> SELECTED EXCERPT
________________

Walter Berns, who died last week at 95, was a scholar who spoke for a more serious and more confident America. He did his best service in the 1960s and ’70s, when America was at its least sober and self-confident.
Aristotle says nature intends the gentleman to be physically imposing but does not always achieve this intention. Nature delivered for Walter Berns. Or anyway (which may have been Aristotle’s point), Berns made the most of nature’s gifts. He was imposing.
Berns taught constitutional law in political science departments—at Cornell in the 1960s, at the University of Toronto in the 1970s, at Georgetown in the 1980s and ’90s. He did not do the sort of Socratic questioning favored by law professors. It would probably have provoked too much whimpering while the questioned students squirmed under his gaze.
Mostly, Berns lectured and students listened. Perhaps they didn’t agree with his various judgments, condemning this decision or that justice, lauding others. But most students came away with the sense that this was a serious subject, because Berns took it seriously—and he was self-evidently a serious man.

________________

> TASK REQUIREMENTS
- A) According to the tribute to Walter Berns, at which university did he teach constitutional law during the 1970s?
- B) Decide whether each statement below agrees with the tribute to Walter Berns, answering yes or no and quoting the words of the tribute that settle it: (i) Berns taught at Cornell during the 1980s. (ii) Berns relied on Socratic questioning of the kind favored by law professors. (iii) Berns was 95 when he died.
- C) Write a continuation of the tribute to Walter Berns, beginning after its final sentence.

> MATERIAL PROVIDED

________________

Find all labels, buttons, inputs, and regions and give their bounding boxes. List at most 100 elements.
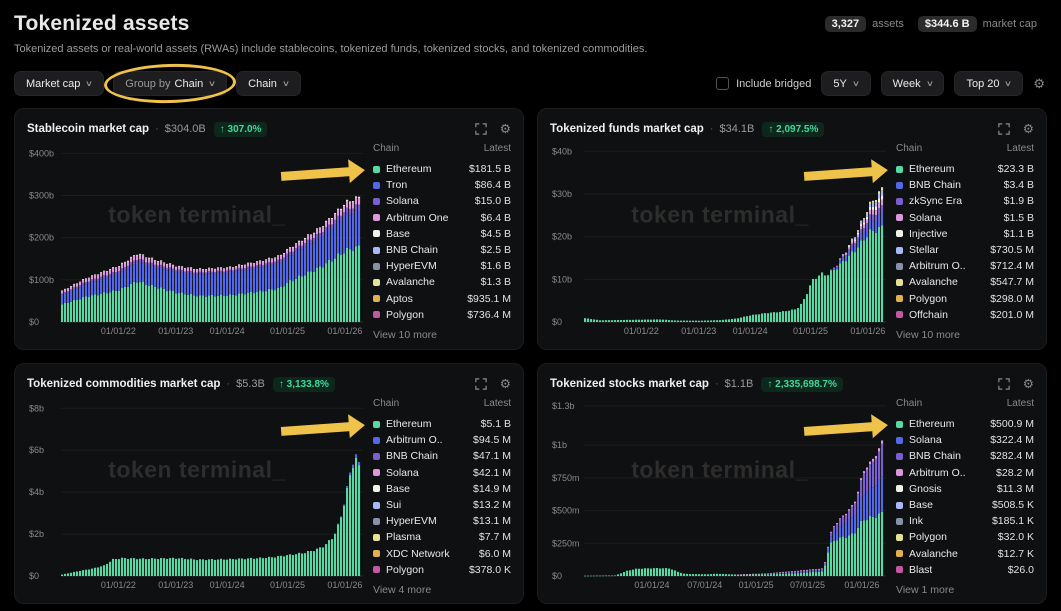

________________

> EXPECTED RESPONSES
- A) The University of Toronto.

- B)
(i) No: "at Cornell in the 1960s"
(ii) No: "He did not do the sort of Socratic questioning favored by law professors."
(iii) Yes: "Walter Berns, who died last week at 95"

- C)
In the spring of 1969, students at Cornell “occupied” campus buildings to protest the imposition of penalties on the Afro-American Society for vandalizing university property. Leaders of the group brandished rifles in the air to dramatize their determination. After intense debate, the Cornell faculty endorsed administration proposals to waive the penalties and give in to other demands. Berns, of course, argued for upholding the university’s rules and against giving in to threats of violence. When the university went the other way, he resigned his full professorship. The whole episode still reverberated in the faculty when I came back to teach at Cornell more than a decade later.
The stern public moralist was not the whole man. With his friends—and especially after a few cocktails and a few (or more than a few) cigarettes—he could be charming, witty, an engaging raconteur. Before he entered graduate school at the University of Chicago in the 1950s, he had aspired to be a novelist. He spent time at a writers’ retreat in New Mexico, with the widow of D.H. Lawrence—and wrote of her years later with wistful affection. Among Berns’s very closest friends were Allan Bloom and Werner Dannhauser, fellow students of Leo Strauss and colleagues at Cornell. Bloom and Dannhauser were serious students of political philosophy but not paragons of conventional respectability. Walter Berns stood by them through thick and thin.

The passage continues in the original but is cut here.